The task >>
Write out the lines of every record below as a numbered list, skipping blank lines and leaving out the pictures.

Supplied material >>
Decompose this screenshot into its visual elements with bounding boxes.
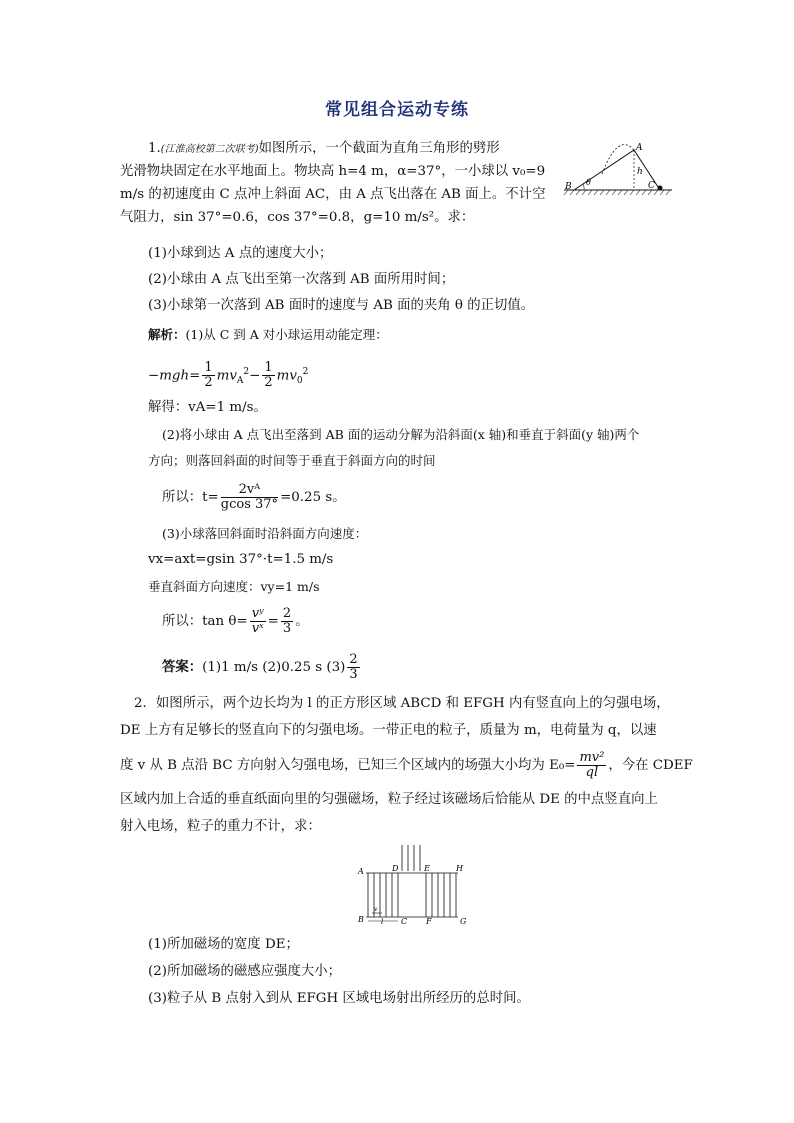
q1-source: (江淮高校第二次联考) xyxy=(160,144,259,155)
eq2-num: 2vᴬ xyxy=(221,483,278,498)
q2-line-4: 区域内加上合适的垂直纸面向里的匀强磁场，粒子经过该磁场后恰能从 DE 的中点竖直向上 xyxy=(120,792,658,807)
label-A: A xyxy=(358,867,364,876)
q1-line-4: 气阻力，sin 37°=0.6，cos 37°=0.8，g=10 m/s²。求： xyxy=(120,210,475,225)
label-l: l xyxy=(381,918,384,926)
q2-sub-2: (2)所加磁场的磁感应强度大小； xyxy=(148,964,342,979)
eq1-frac-2 xyxy=(262,361,274,390)
q2-e0-num: mv² xyxy=(579,750,605,765)
eq1-minus: − xyxy=(249,368,261,384)
eq3-num-1: vʸ xyxy=(251,606,264,621)
label-theta: θ xyxy=(586,178,591,187)
q1-equation-2 xyxy=(162,478,346,518)
q2-line-3-post: ，今在 CDEF xyxy=(608,758,693,773)
eq1-left: −mgh= xyxy=(148,368,201,384)
label-D: D xyxy=(392,864,399,873)
q1-solution-line-2a: (2)将小球由 A 点飞出至落到 AB 面的运动分解为沿斜面(x 轴)和垂直于斜面(y 轴)两个 xyxy=(162,427,640,442)
eq1-pow-2: 2 xyxy=(302,367,309,377)
abcd-field-lines xyxy=(368,873,398,917)
q2-figure xyxy=(352,843,472,927)
q1-solution-line-1 xyxy=(148,326,388,344)
q1-solution-result-1: 解得：vA=1 m/s。 xyxy=(148,400,267,415)
q1-text-1: 如图所示，一个截面为直角三角形的劈形 xyxy=(258,141,500,156)
q2-sub-3: (3)粒子从 B 点射入到从 EFGH 区域电场射出所经历的总时间。 xyxy=(148,991,530,1006)
label-B: B xyxy=(358,915,364,924)
answer-frac xyxy=(347,653,359,682)
eq1-term-1: mv xyxy=(216,368,237,384)
q2-line-1: 2．如图所示，两个边长均为 l 的正方形区域 ABCD 和 EFGH 内有竖直向上的匀强电场， xyxy=(134,696,670,711)
q2-e0-den: ql xyxy=(585,765,599,780)
q1-sub-3: (3)小球第一次落到 AB 面时的速度与 AB 面的夹角 θ 的正切值。 xyxy=(148,298,535,313)
eq1-sub-1: A xyxy=(236,376,244,387)
label-G: G xyxy=(460,917,467,926)
eq2-prefix: 所以：t= xyxy=(162,490,219,505)
ball xyxy=(658,186,663,191)
q2-line-3 xyxy=(120,746,693,786)
q1-solution-line-3a: (3)小球落回斜面时沿斜面方向速度： xyxy=(162,526,368,541)
q1-figure xyxy=(562,140,674,198)
eq2-den: gcos 37° xyxy=(220,497,279,512)
eq3-den-1: vˣ xyxy=(251,621,264,636)
label-H: H xyxy=(456,864,463,873)
solution-label: 解析： xyxy=(148,327,186,342)
q1-sub-2: (2)小球由 A 点飞出至第一次落到 AB 面所用时间； xyxy=(148,272,455,287)
eq3-frac-2 xyxy=(281,607,293,636)
answer-num: 2 xyxy=(349,652,358,667)
eq1-frac-1-den: 2 xyxy=(204,375,213,391)
q2-sub-1: (1)所加磁场的宽度 DE； xyxy=(148,937,299,952)
label-h: h xyxy=(637,167,643,177)
label-C: C xyxy=(648,181,655,191)
q2-line-3-pre: 度 v 从 B 点沿 BC 方向射入匀强电场，已知三个区域内的场强大小均为 E₀= xyxy=(120,758,576,773)
answer-text: (1)1 m/s (2)0.25 s (3) xyxy=(202,660,346,675)
q1-line-3: m/s 的初速度由 C 点冲上斜面 AC，由 A 点飞出落在 AB 面上。不计空 xyxy=(120,187,546,202)
eq1-frac-1 xyxy=(202,361,214,390)
trajectory-arc xyxy=(602,145,634,174)
solution-step-1: (1)从 C 到 A 对小球运用动能定理： xyxy=(185,327,388,342)
answer-den: 3 xyxy=(349,667,358,682)
q1-answer xyxy=(162,648,362,686)
top-field-lines xyxy=(402,845,420,871)
angle-arc xyxy=(583,184,584,190)
eq1-frac-1-num: 1 xyxy=(204,360,213,376)
page-title: 常见组合运动专练 xyxy=(325,100,469,120)
q1-sub-1: (1)小球到达 A 点的速度大小； xyxy=(148,246,333,261)
label-F: F xyxy=(426,917,432,926)
label-v: v xyxy=(374,906,378,913)
eq3-prefix: 所以：tan θ= xyxy=(162,614,248,629)
eq1-frac-2-den: 2 xyxy=(264,375,273,391)
label-A: A xyxy=(636,143,643,153)
eq3-num-2: 2 xyxy=(282,606,292,621)
q1-line-1 xyxy=(148,140,500,159)
eq2-result: =0.25 s。 xyxy=(280,490,346,505)
q2-e0-frac xyxy=(577,751,606,780)
eq3-equals: = xyxy=(267,614,279,629)
label-C: C xyxy=(401,917,408,926)
eq3-frac-1 xyxy=(250,607,266,636)
label-E: E xyxy=(424,864,430,873)
eq1-pow-1: 2 xyxy=(243,367,250,377)
q1-number: 1. xyxy=(148,141,161,156)
q1-equation-3 xyxy=(162,600,309,644)
efgh-field-lines xyxy=(426,873,456,917)
label-B: B xyxy=(565,182,572,192)
q2-line-2: DE 上方有足够长的竖直向下的匀强电场。一带正电的粒子，质量为 m，电荷量为 q，以速 xyxy=(120,723,657,738)
q1-solution-line-2b: 方向；则落回斜面的时间等于垂直于斜面方向的时间 xyxy=(148,453,436,468)
q1-solution-line-3b: vx=axt=gsin 37°·t=1.5 m/s xyxy=(148,552,334,567)
q1-solution-line-3c: 垂直斜面方向速度：vy=1 m/s xyxy=(148,579,320,594)
eq1-term-2: mv xyxy=(276,368,297,384)
q1-line-2: 光滑物块固定在水平地面上。物块高 h=4 m，α=37°，一小球以 v₀=9 xyxy=(120,164,546,179)
eq3-end: 。 xyxy=(295,614,309,629)
eq1-sub-2: 0 xyxy=(296,376,303,387)
answer-label: 答案： xyxy=(162,659,203,675)
eq2-frac xyxy=(221,483,278,512)
eq1-frac-2-num: 1 xyxy=(264,360,273,376)
q1-equation-1 xyxy=(148,352,308,392)
q2-line-5: 射入电场，粒子的重力不计，求： xyxy=(120,819,321,834)
eq3-den-2: 3 xyxy=(282,621,292,636)
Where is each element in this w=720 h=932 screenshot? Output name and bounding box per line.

Written response >>
1. Decompose this screenshot into its visual elements with bounding boxes.
2. q1-source: (江淮高校第二次联考) xyxy=(160,144,259,155)
3. eq2-num: 2vᴬ xyxy=(221,483,278,498)
4. q2-line-4: 区域内加上合适的垂直纸面向里的匀强磁场，粒子经过该磁场后恰能从 DE 的中点竖直向上 xyxy=(120,792,658,807)
5. label-A: A xyxy=(358,867,364,876)
6. q1-line-4: 气阻力，sin 37°=0.6，cos 37°=0.8，g=10 m/s²。求： xyxy=(120,210,475,225)
7. label-l: l xyxy=(381,918,384,926)
8. q2-sub-2: (2)所加磁场的磁感应强度大小； xyxy=(148,964,342,979)
9. eq1-frac-2 xyxy=(262,361,274,390)
10. q2-e0-num: mv² xyxy=(579,750,605,765)
11. eq1-minus: − xyxy=(249,368,261,384)
12. eq3-num-1: vʸ xyxy=(251,606,264,621)
13. label-theta: θ xyxy=(586,178,591,187)
14. q1-equation-2 xyxy=(162,478,346,518)
15. q2-line-3-post: ，今在 CDEF xyxy=(608,758,693,773)
16. eq1-left: −mgh= xyxy=(148,368,201,384)
17. label-D: D xyxy=(392,864,399,873)
18. q1-solution-line-2a: (2)将小球由 A 点飞出至落到 AB 面的运动分解为沿斜面(x 轴)和垂直于斜面(y 轴)两个 xyxy=(162,427,640,442)
19. eq1-pow-2: 2 xyxy=(302,367,309,377)
20. abcd-field-lines xyxy=(368,873,398,917)
21. q2-figure xyxy=(352,843,472,927)
22. q1-solution-line-1 xyxy=(148,326,388,344)
23. q1-solution-result-1: 解得：vA=1 m/s。 xyxy=(148,400,267,415)
24. q1-text-1: 如图所示，一个截面为直角三角形的劈形 xyxy=(258,141,500,156)
25. q2-sub-3: (3)粒子从 B 点射入到从 EFGH 区域电场射出所经历的总时间。 xyxy=(148,991,530,1006)
26. label-B: B xyxy=(358,915,364,924)
27. answer-frac xyxy=(347,653,359,682)
28. eq1-term-1: mv xyxy=(216,368,237,384)
29. q2-line-1: 2．如图所示，两个边长均为 l 的正方形区域 ABCD 和 EFGH 内有竖直向上的匀强电场， xyxy=(134,696,670,711)
30. q2-e0-den: ql xyxy=(585,765,599,780)
31. q1-sub-3: (3)小球第一次落到 AB 面时的速度与 AB 面的夹角 θ 的正切值。 xyxy=(148,298,535,313)
32. eq1-sub-1: A xyxy=(236,376,244,387)
33. label-G: G xyxy=(460,917,467,926)
34. eq2-prefix: 所以：t= xyxy=(162,490,219,505)
35. ball xyxy=(658,186,663,191)
36. q2-line-3 xyxy=(120,746,693,786)
37. q1-solution-line-3a: (3)小球落回斜面时沿斜面方向速度： xyxy=(162,526,368,541)
38. q1-figure xyxy=(562,140,674,198)
39. eq2-den: gcos 37° xyxy=(220,497,279,512)
40. eq3-den-1: vˣ xyxy=(251,621,264,636)
41. label-H: H xyxy=(456,864,463,873)
42. solution-label: 解析： xyxy=(148,327,186,342)
43. q1-sub-2: (2)小球由 A 点飞出至第一次落到 AB 面所用时间； xyxy=(148,272,455,287)
44. eq3-frac-2 xyxy=(281,607,293,636)
45. answer-num: 2 xyxy=(349,652,358,667)
46. eq1-frac-1-den: 2 xyxy=(204,375,213,391)
47. q2-sub-1: (1)所加磁场的宽度 DE； xyxy=(148,937,299,952)
48. label-h: h xyxy=(637,167,643,177)
49. label-C: C xyxy=(648,181,655,191)
50. q2-line-3-pre: 度 v 从 B 点沿 BC 方向射入匀强电场，已知三个区域内的场强大小均为 E₀= xyxy=(120,758,576,773)
51. answer-text: (1)1 m/s (2)0.25 s (3) xyxy=(202,660,346,675)
52. q1-line-3: m/s 的初速度由 C 点冲上斜面 AC，由 A 点飞出落在 AB 面上。不计空 xyxy=(120,187,546,202)
53. eq1-frac-1 xyxy=(202,361,214,390)
54. trajectory-arc xyxy=(602,145,634,174)
55. solution-step-1: (1)从 C 到 A 对小球运用动能定理： xyxy=(185,327,388,342)
56. answer-den: 3 xyxy=(349,667,358,682)
57. q1-answer xyxy=(162,648,362,686)
58. top-field-lines xyxy=(402,845,420,871)
59. angle-arc xyxy=(583,184,584,190)
60. eq1-frac-1-num: 1 xyxy=(204,360,213,376)
61. page-title: 常见组合运动专练 xyxy=(325,100,469,120)
62. q1-sub-1: (1)小球到达 A 点的速度大小； xyxy=(148,246,333,261)
63. label-F: F xyxy=(426,917,432,926)
64. label-v: v xyxy=(374,906,378,913)
65. eq3-prefix: 所以：tan θ= xyxy=(162,614,248,629)
66. eq1-frac-2-den: 2 xyxy=(264,375,273,391)
67. label-A: A xyxy=(636,143,643,153)
68. eq3-num-2: 2 xyxy=(282,606,292,621)
69. q1-line-1 xyxy=(148,140,500,159)
70. eq2-result: =0.25 s。 xyxy=(280,490,346,505)
71. q2-e0-frac xyxy=(577,751,606,780)
72. eq3-equals: = xyxy=(267,614,279,629)
73. label-C: C xyxy=(401,917,408,926)
74. eq3-frac-1 xyxy=(250,607,266,636)
75. label-E: E xyxy=(424,864,430,873)
76. eq1-pow-1: 2 xyxy=(243,367,250,377)
77. q1-number: 1. xyxy=(148,141,161,156)
78. q1-equation-3 xyxy=(162,600,309,644)
79. efgh-field-lines xyxy=(426,873,456,917)
80. label-B: B xyxy=(565,182,572,192)
81. q2-line-2: DE 上方有足够长的竖直向下的匀强电场。一带正电的粒子，质量为 m，电荷量为 q，以速 xyxy=(120,723,657,738)
82. q1-solution-line-2b: 方向；则落回斜面的时间等于垂直于斜面方向的时间 xyxy=(148,453,436,468)
83. q1-solution-line-3b: vx=axt=gsin 37°·t=1.5 m/s xyxy=(148,552,334,567)
84. q1-solution-line-3c: 垂直斜面方向速度：vy=1 m/s xyxy=(148,579,320,594)
85. eq1-term-2: mv xyxy=(276,368,297,384)
86. q1-line-2: 光滑物块固定在水平地面上。物块高 h=4 m，α=37°，一小球以 v₀=9 xyxy=(120,164,546,179)
87. eq3-end: 。 xyxy=(295,614,309,629)
88. eq1-sub-2: 0 xyxy=(296,376,303,387)
89. answer-label: 答案： xyxy=(162,659,203,675)
90. eq2-frac xyxy=(221,483,278,512)
91. eq1-frac-2-num: 1 xyxy=(264,360,273,376)
92. q1-equation-1 xyxy=(148,352,308,392)
93. q2-line-5: 射入电场，粒子的重力不计，求： xyxy=(120,819,321,834)
94. eq3-den-2: 3 xyxy=(282,621,292,636)
95. Where is each element in this w=720 h=932 screenshot? Output name and bounding box per line.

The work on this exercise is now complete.